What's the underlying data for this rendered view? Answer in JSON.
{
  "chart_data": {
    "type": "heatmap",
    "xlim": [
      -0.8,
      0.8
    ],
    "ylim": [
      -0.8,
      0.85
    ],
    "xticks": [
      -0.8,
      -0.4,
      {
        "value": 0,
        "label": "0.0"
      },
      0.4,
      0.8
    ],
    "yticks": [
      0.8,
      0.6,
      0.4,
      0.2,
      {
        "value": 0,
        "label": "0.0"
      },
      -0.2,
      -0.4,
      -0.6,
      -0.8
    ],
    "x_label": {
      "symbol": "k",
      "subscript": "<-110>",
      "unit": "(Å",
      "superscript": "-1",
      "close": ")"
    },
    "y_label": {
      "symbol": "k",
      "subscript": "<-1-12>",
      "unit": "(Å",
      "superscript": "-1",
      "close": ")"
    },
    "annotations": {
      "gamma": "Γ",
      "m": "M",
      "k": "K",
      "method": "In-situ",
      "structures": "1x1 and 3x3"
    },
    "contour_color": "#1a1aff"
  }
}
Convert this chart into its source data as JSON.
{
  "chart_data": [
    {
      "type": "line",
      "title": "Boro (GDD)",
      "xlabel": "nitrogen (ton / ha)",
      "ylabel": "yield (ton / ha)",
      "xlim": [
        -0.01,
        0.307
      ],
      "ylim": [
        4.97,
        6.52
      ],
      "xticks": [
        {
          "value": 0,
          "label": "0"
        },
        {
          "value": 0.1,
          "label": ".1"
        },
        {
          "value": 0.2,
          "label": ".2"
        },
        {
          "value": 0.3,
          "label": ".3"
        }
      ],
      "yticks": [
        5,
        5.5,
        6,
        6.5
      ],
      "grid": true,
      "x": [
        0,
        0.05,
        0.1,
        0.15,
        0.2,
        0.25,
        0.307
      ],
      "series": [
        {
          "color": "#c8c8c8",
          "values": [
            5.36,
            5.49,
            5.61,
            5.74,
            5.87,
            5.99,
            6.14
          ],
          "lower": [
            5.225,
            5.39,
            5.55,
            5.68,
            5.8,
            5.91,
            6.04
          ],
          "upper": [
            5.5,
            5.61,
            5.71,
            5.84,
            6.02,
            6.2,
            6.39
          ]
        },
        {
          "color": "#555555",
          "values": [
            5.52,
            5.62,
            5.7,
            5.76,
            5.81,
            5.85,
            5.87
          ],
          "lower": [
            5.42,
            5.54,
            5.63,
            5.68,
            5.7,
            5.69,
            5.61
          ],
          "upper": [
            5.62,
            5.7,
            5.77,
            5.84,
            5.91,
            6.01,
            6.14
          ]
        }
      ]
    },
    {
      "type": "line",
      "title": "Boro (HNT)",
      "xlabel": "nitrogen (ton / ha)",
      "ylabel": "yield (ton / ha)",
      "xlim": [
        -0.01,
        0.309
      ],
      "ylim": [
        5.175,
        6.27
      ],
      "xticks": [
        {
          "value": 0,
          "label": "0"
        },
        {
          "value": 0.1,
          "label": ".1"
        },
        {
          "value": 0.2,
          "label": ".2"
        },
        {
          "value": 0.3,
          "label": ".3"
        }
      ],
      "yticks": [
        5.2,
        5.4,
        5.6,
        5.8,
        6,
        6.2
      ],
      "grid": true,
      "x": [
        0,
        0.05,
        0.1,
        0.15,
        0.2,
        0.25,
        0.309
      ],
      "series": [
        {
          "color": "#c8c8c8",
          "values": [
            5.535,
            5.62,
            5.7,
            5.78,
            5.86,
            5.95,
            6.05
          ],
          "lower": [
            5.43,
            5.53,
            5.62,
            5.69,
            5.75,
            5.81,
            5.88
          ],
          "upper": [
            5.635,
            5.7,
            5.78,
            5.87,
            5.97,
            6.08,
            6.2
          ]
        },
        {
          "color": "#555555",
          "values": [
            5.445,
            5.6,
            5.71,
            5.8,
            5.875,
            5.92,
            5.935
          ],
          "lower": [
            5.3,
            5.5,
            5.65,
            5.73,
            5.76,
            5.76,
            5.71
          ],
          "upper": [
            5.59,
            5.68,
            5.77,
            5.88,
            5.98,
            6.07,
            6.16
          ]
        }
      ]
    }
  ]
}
● ● ● ●
To be done >>
Exactly as written, please output every entry.

Correct answer >>
What's the underlying data for this rendered view? Answer in JSON.
{
  "chart_data": {
    "type": "heatmap",
    "xlim": [
      -0.8,
      0.8
    ],
    "ylim": [
      -0.8,
      0.85
    ],
    "xticks": [
      -0.8,
      -0.4,
      {
        "value": 0,
        "label": "0.0"
      },
      0.4,
      0.8
    ],
    "yticks": [
      0.8,
      0.6,
      0.4,
      0.2,
      {
        "value": 0,
        "label": "0.0"
      },
      -0.2,
      -0.4,
      -0.6,
      -0.8
    ],
    "x_label": {
      "symbol": "k",
      "subscript": "<-110>",
      "unit": "(Å",
      "superscript": "-1",
      "close": ")"
    },
    "y_label": {
      "symbol": "k",
      "subscript": "<-1-12>",
      "unit": "(Å",
      "superscript": "-1",
      "close": ")"
    },
    "annotations": {
      "gamma": "Γ",
      "m": "M",
      "k": "K",
      "method": "In-situ",
      "structures": "1x1 and 3x3"
    },
    "contour_color": "#1a1aff"
  }
}
Convert this chart into its source data as JSON.
{
  "chart_data": [
    {
      "type": "line",
      "title": "Boro (GDD)",
      "xlabel": "nitrogen (ton / ha)",
      "ylabel": "yield (ton / ha)",
      "xlim": [
        -0.01,
        0.307
      ],
      "ylim": [
        4.97,
        6.52
      ],
      "xticks": [
        {
          "value": 0,
          "label": "0"
        },
        {
          "value": 0.1,
          "label": ".1"
        },
        {
          "value": 0.2,
          "label": ".2"
        },
        {
          "value": 0.3,
          "label": ".3"
        }
      ],
      "yticks": [
        5,
        5.5,
        6,
        6.5
      ],
      "grid": true,
      "x": [
        0,
        0.05,
        0.1,
        0.15,
        0.2,
        0.25,
        0.307
      ],
      "series": [
        {
          "color": "#c8c8c8",
          "values": [
            5.36,
            5.49,
            5.61,
            5.74,
            5.87,
            5.99,
            6.14
          ],
          "lower": [
            5.225,
            5.39,
            5.55,
            5.68,
            5.8,
            5.91,
            6.04
          ],
          "upper": [
            5.5,
            5.61,
            5.71,
            5.84,
            6.02,
            6.2,
            6.39
          ]
        },
        {
          "color": "#555555",
          "values": [
            5.52,
            5.62,
            5.7,
            5.76,
            5.81,
            5.85,
            5.87
          ],
          "lower": [
            5.42,
            5.54,
            5.63,
            5.68,
            5.7,
            5.69,
            5.61
          ],
          "upper": [
            5.62,
            5.7,
            5.77,
            5.84,
            5.91,
            6.01,
            6.14
          ]
        }
      ]
    },
    {
      "type": "line",
      "title": "Boro (HNT)",
      "xlabel": "nitrogen (ton / ha)",
      "ylabel": "yield (ton / ha)",
      "xlim": [
        -0.01,
        0.309
      ],
      "ylim": [
        5.175,
        6.27
      ],
      "xticks": [
        {
          "value": 0,
          "label": "0"
        },
        {
          "value": 0.1,
          "label": ".1"
        },
        {
          "value": 0.2,
          "label": ".2"
        },
        {
          "value": 0.3,
          "label": ".3"
        }
      ],
      "yticks": [
        5.2,
        5.4,
        5.6,
        5.8,
        6,
        6.2
      ],
      "grid": true,
      "x": [
        0,
        0.05,
        0.1,
        0.15,
        0.2,
        0.25,
        0.309
      ],
      "series": [
        {
          "color": "#c8c8c8",
          "values": [
            5.535,
            5.62,
            5.7,
            5.78,
            5.86,
            5.95,
            6.05
          ],
          "lower": [
            5.43,
            5.53,
            5.62,
            5.69,
            5.75,
            5.81,
            5.88
          ],
          "upper": [
            5.635,
            5.7,
            5.78,
            5.87,
            5.97,
            6.08,
            6.2
          ]
        },
        {
          "color": "#555555",
          "values": [
            5.445,
            5.6,
            5.71,
            5.8,
            5.875,
            5.92,
            5.935
          ],
          "lower": [
            5.3,
            5.5,
            5.65,
            5.73,
            5.76,
            5.76,
            5.71
          ],
          "upper": [
            5.59,
            5.68,
            5.77,
            5.88,
            5.98,
            6.07,
            6.16
          ]
        }
      ]
    }
  ]
}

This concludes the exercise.